Find the word "chevron" in the listing; pull out each line holding it.

--- START Supplied records ---

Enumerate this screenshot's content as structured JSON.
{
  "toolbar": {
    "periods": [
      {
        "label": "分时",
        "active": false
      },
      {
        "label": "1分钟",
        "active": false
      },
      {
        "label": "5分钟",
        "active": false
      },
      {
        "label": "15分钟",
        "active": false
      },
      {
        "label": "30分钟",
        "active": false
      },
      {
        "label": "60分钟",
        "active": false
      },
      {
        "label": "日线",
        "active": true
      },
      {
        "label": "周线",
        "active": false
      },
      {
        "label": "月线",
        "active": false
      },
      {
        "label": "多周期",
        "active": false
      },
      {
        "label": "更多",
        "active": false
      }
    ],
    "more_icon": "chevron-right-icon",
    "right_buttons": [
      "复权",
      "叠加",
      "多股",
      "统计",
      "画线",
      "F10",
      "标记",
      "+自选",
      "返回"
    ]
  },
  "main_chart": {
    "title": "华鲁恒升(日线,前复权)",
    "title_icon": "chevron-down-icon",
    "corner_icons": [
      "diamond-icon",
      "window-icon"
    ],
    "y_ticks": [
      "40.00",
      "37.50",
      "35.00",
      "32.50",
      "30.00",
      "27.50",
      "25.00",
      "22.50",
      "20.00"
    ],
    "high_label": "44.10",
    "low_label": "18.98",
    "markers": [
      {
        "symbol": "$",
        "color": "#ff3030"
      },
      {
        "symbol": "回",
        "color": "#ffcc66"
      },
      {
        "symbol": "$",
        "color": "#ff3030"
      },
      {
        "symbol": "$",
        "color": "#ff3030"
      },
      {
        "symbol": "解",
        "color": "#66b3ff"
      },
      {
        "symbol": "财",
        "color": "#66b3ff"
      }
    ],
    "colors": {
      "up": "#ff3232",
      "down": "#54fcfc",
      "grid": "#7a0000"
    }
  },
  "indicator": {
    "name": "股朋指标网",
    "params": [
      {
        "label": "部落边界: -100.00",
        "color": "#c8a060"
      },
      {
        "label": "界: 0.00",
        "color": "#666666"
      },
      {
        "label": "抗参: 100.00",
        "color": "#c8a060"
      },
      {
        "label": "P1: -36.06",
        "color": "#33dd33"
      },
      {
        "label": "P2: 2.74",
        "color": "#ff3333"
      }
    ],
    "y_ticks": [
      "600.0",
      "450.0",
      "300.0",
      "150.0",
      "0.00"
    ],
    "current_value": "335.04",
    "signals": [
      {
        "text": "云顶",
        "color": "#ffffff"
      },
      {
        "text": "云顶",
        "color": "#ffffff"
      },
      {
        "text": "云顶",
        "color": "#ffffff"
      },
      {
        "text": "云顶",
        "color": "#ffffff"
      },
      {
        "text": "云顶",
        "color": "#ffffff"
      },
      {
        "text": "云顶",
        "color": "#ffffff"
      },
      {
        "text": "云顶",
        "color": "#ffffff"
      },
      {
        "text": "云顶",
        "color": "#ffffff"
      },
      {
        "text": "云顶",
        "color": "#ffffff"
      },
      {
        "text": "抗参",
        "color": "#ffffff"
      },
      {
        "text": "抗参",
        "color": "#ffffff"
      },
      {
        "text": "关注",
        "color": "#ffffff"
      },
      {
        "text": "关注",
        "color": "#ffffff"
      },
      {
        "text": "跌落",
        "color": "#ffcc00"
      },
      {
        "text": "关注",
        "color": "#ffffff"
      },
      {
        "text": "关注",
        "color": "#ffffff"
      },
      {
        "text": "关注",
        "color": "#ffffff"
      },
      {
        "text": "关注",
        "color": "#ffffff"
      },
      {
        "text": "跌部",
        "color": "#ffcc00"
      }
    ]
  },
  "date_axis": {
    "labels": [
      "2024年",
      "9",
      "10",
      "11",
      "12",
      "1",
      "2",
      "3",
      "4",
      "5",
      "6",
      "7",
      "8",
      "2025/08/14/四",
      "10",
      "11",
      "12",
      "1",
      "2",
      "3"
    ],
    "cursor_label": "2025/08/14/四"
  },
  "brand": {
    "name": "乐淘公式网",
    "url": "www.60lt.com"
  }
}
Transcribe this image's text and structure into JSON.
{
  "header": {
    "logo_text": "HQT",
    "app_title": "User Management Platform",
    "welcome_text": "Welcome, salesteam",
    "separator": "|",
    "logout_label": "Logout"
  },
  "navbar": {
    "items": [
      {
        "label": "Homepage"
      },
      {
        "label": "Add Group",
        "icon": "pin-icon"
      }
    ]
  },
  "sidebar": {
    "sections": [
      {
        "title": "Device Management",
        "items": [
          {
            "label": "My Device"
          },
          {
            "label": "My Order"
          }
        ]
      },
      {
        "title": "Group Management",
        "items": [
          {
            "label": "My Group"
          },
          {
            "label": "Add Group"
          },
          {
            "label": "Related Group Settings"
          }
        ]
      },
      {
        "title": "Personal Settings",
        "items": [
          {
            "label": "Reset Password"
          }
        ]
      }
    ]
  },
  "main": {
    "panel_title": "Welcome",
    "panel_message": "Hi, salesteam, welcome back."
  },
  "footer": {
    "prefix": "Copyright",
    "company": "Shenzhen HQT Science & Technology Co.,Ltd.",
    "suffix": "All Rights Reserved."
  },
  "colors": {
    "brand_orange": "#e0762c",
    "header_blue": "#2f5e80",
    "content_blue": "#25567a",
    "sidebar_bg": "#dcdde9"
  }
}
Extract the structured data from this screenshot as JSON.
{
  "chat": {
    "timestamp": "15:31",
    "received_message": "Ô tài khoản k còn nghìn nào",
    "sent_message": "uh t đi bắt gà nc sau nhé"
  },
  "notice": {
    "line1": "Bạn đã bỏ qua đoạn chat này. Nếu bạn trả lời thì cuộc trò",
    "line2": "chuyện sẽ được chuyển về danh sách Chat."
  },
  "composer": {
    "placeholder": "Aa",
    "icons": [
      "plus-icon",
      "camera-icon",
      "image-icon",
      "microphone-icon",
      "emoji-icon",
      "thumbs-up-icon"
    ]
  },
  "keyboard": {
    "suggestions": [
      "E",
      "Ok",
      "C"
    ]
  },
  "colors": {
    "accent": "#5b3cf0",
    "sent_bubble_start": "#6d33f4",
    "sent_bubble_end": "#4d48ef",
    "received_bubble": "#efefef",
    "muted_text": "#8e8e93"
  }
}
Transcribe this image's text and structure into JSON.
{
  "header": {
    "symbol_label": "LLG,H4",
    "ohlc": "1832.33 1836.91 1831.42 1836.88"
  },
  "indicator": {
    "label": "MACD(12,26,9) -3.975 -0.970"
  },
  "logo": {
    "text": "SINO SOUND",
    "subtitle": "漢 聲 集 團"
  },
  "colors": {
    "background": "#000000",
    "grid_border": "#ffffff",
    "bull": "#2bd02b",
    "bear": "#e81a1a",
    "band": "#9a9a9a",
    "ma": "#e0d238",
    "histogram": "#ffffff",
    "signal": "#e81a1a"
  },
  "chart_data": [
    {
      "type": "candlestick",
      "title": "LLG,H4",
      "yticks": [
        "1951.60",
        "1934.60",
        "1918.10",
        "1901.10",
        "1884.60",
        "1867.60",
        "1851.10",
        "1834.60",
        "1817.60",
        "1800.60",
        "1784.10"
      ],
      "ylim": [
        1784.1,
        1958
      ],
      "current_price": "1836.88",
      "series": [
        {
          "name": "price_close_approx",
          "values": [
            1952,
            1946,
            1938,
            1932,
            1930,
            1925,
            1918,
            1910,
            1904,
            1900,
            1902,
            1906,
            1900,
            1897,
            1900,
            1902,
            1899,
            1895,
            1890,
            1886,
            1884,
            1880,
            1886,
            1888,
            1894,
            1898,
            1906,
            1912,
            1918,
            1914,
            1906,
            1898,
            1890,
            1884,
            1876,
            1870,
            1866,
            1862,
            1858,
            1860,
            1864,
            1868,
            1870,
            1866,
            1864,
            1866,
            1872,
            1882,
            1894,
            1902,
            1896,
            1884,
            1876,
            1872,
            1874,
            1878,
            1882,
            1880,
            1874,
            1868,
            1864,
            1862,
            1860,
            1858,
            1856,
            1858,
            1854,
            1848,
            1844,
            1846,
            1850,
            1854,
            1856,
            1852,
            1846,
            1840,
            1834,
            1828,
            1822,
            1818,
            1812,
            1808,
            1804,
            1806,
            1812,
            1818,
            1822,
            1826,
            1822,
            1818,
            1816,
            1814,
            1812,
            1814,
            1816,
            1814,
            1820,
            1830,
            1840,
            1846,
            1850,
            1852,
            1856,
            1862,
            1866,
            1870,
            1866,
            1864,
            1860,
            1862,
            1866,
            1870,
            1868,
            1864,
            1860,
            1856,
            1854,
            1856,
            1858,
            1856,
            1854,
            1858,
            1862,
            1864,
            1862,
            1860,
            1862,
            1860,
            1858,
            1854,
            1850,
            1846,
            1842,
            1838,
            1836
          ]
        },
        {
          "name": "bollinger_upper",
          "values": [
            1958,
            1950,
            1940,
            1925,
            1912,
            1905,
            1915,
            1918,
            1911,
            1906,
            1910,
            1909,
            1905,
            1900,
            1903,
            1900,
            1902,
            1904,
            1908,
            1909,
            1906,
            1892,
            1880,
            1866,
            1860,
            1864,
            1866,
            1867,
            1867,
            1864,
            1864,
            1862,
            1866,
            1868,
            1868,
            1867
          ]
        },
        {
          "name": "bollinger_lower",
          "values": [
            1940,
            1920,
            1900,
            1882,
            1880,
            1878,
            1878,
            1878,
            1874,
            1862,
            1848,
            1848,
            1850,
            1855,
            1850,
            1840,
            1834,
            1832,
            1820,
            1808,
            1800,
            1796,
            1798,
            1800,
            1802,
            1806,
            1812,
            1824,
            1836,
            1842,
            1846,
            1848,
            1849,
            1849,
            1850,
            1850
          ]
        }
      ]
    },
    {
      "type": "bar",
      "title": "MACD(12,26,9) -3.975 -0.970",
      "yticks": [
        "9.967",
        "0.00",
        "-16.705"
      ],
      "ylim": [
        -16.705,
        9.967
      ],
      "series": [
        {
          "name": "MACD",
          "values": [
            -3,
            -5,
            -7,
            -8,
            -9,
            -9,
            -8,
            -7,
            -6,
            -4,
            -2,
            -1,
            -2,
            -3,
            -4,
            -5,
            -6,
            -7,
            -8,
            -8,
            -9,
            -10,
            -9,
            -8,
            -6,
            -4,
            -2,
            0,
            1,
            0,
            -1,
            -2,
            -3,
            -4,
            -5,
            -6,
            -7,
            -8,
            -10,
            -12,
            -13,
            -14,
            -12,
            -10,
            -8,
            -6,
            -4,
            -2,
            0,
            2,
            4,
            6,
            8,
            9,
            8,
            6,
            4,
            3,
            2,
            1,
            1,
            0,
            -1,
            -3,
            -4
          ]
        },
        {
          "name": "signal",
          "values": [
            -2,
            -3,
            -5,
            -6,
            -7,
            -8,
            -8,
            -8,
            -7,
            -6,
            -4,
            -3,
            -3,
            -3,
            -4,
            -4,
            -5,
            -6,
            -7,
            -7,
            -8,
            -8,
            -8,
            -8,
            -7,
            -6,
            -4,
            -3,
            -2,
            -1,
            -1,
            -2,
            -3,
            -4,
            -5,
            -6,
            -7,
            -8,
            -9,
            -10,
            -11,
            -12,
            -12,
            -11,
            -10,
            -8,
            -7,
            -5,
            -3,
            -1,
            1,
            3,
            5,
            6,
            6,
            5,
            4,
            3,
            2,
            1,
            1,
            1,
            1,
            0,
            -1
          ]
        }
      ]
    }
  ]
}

--- END Supplied records ---

*Solution for this exercise:*
    "more_icon": "chevron-right-icon",
    "title_icon": "chevron-down-icon",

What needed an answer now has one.